PROMPT:
Your task is to copy the listing exactly, with the pictures left out.

DATA FOR THIS EXERCISE:
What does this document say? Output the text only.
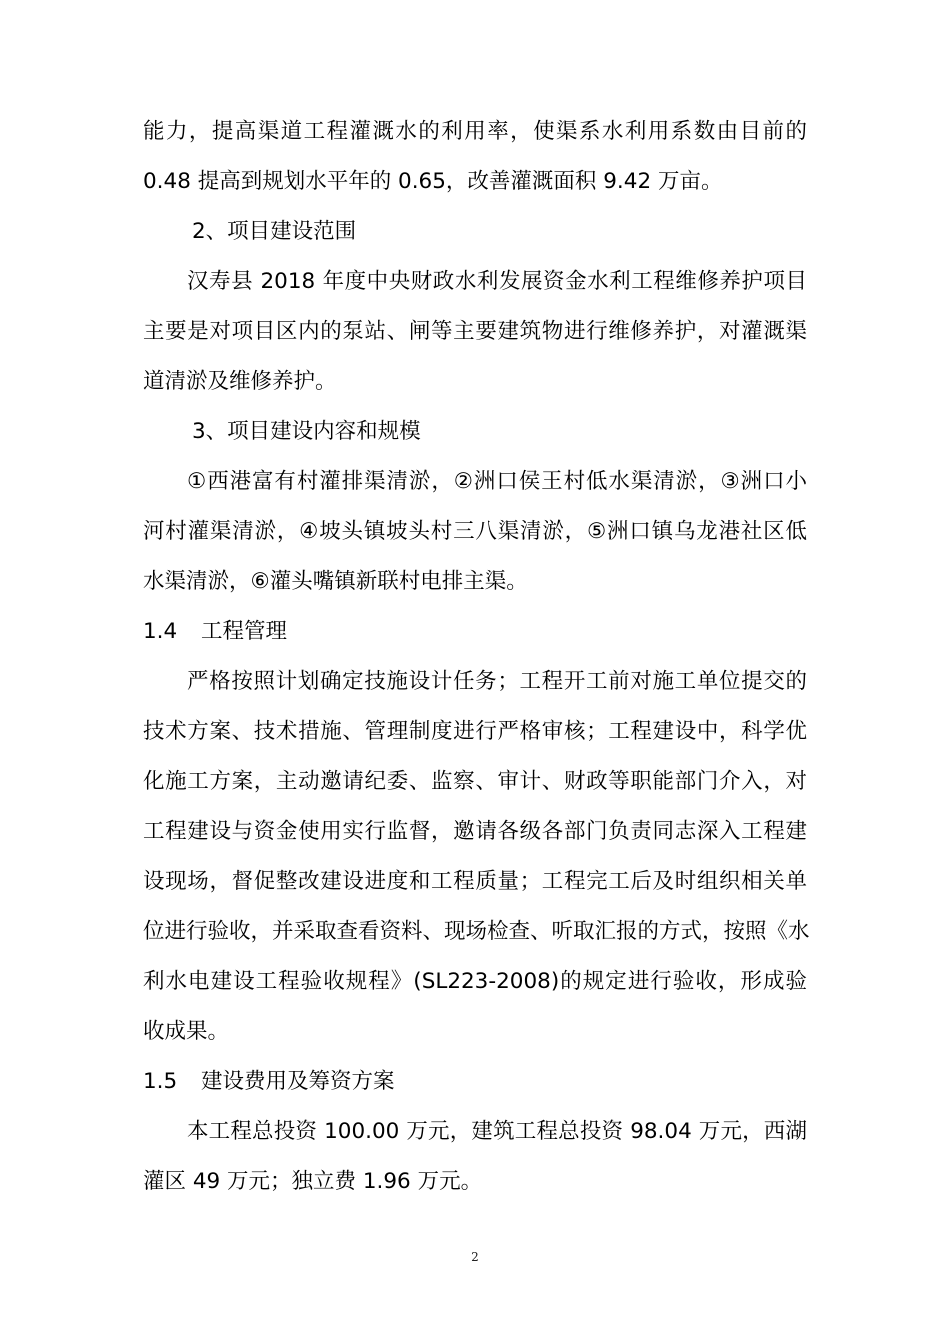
能力，提高渠道工程灌溉水的利用率，使渠系水利用系数由目前的
0.48 提高到规划水平年的 0.65，改善灌溉面积 9.42 万亩。
2、项目建设范围
汉寿县 2018 年度中央财政水利发展资金水利工程维修养护项目
主要是对项目区内的泵站、闸等主要建筑物进行维修养护，对灌溉渠
道清淤及维修养护。
3、项目建设内容和规模
①西港富有村灌排渠清淤，②洲口侯王村低水渠清淤，③洲口小
河村灌渠清淤，④坡头镇坡头村三八渠清淤，⑤洲口镇乌龙港社区低
水渠清淤，⑥灌头嘴镇新联村电排主渠。
1.4 工程管理
严格按照计划确定技施设计任务；工程开工前对施工单位提交的
技术方案、技术措施、管理制度进行严格审核；工程建设中，科学优
化施工方案，主动邀请纪委、监察、审计、财政等职能部门介入，对
工程建设与资金使用实行监督，邀请各级各部门负责同志深入工程建
设现场，督促整改建设进度和工程质量；工程完工后及时组织相关单
位进行验收，并采取查看资料、现场检查、听取汇报的方式，按照《水
利水电建设工程验收规程》(SL223-2008)的规定进行验收，形成验
收成果。
1.5 建设费用及筹资方案
本工程总投资 100.00 万元，建筑工程总投资 98.04 万元，西湖
灌区 49 万元；独立费 1.96 万元。
2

EXERCISE RESPONSE:
What does this document say? Output the text only.
能力，提高渠道工程灌溉水的利用率，使渠系水利用系数由目前的
0.48 提高到规划水平年的 0.65，改善灌溉面积 9.42 万亩。
2、项目建设范围
汉寿县 2018 年度中央财政水利发展资金水利工程维修养护项目
主要是对项目区内的泵站、闸等主要建筑物进行维修养护，对灌溉渠
道清淤及维修养护。
3、项目建设内容和规模
①西港富有村灌排渠清淤，②洲口侯王村低水渠清淤，③洲口小
河村灌渠清淤，④坡头镇坡头村三八渠清淤，⑤洲口镇乌龙港社区低
水渠清淤，⑥灌头嘴镇新联村电排主渠。
1.4 工程管理
严格按照计划确定技施设计任务；工程开工前对施工单位提交的
技术方案、技术措施、管理制度进行严格审核；工程建设中，科学优
化施工方案，主动邀请纪委、监察、审计、财政等职能部门介入，对
工程建设与资金使用实行监督，邀请各级各部门负责同志深入工程建
设现场，督促整改建设进度和工程质量；工程完工后及时组织相关单
位进行验收，并采取查看资料、现场检查、听取汇报的方式，按照《水
利水电建设工程验收规程》(SL223-2008)的规定进行验收，形成验
收成果。
1.5 建设费用及筹资方案
本工程总投资 100.00 万元，建筑工程总投资 98.04 万元，西湖
灌区 49 万元；独立费 1.96 万元。
2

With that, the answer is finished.